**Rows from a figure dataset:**
══════════════════════════════

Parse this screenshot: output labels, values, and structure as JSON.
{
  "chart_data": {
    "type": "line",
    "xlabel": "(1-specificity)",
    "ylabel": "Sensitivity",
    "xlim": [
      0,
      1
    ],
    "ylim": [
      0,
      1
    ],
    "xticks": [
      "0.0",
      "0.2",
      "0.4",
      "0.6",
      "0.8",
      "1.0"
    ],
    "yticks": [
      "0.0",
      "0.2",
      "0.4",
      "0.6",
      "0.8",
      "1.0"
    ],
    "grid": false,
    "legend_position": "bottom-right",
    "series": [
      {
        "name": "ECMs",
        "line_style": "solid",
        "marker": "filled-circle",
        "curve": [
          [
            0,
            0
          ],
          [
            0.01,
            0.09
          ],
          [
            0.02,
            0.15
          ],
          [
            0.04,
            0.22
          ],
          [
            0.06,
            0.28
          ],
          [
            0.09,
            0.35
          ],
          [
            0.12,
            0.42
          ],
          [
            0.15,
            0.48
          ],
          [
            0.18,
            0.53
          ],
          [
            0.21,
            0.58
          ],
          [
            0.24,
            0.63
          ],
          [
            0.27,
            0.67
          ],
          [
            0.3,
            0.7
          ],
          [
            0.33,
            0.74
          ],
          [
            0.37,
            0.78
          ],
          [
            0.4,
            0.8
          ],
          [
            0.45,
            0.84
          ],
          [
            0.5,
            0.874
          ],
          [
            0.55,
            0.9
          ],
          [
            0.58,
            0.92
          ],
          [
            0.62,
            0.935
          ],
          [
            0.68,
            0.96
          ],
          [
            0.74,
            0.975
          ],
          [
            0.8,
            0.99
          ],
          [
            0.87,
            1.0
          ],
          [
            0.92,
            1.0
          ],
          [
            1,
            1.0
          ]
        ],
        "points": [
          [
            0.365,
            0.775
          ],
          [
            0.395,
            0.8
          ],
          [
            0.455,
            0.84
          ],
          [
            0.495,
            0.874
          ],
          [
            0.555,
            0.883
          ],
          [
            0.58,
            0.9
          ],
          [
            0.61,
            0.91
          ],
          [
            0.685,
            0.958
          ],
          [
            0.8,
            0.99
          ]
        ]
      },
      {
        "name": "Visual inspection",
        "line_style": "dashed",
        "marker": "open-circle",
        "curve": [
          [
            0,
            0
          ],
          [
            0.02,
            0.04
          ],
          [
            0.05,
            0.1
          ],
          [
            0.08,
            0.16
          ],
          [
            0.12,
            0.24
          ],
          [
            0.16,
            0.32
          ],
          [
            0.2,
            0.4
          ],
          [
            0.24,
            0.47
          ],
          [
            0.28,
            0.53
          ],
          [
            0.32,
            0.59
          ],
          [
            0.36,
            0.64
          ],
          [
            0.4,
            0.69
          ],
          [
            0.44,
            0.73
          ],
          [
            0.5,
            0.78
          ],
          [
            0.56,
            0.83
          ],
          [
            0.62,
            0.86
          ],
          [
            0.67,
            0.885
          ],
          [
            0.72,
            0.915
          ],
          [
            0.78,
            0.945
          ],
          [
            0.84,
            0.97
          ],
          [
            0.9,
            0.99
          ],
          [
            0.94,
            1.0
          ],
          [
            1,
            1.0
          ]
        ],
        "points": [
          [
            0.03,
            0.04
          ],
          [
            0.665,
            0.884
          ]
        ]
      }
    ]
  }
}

══════════════════════════════

**DO THIS:** Point out every line holding the string "circle" and copy it.

**RESPONSE TO THIS EXERCISE:**
        "marker": "filled-circle",
        "marker": "open-circle",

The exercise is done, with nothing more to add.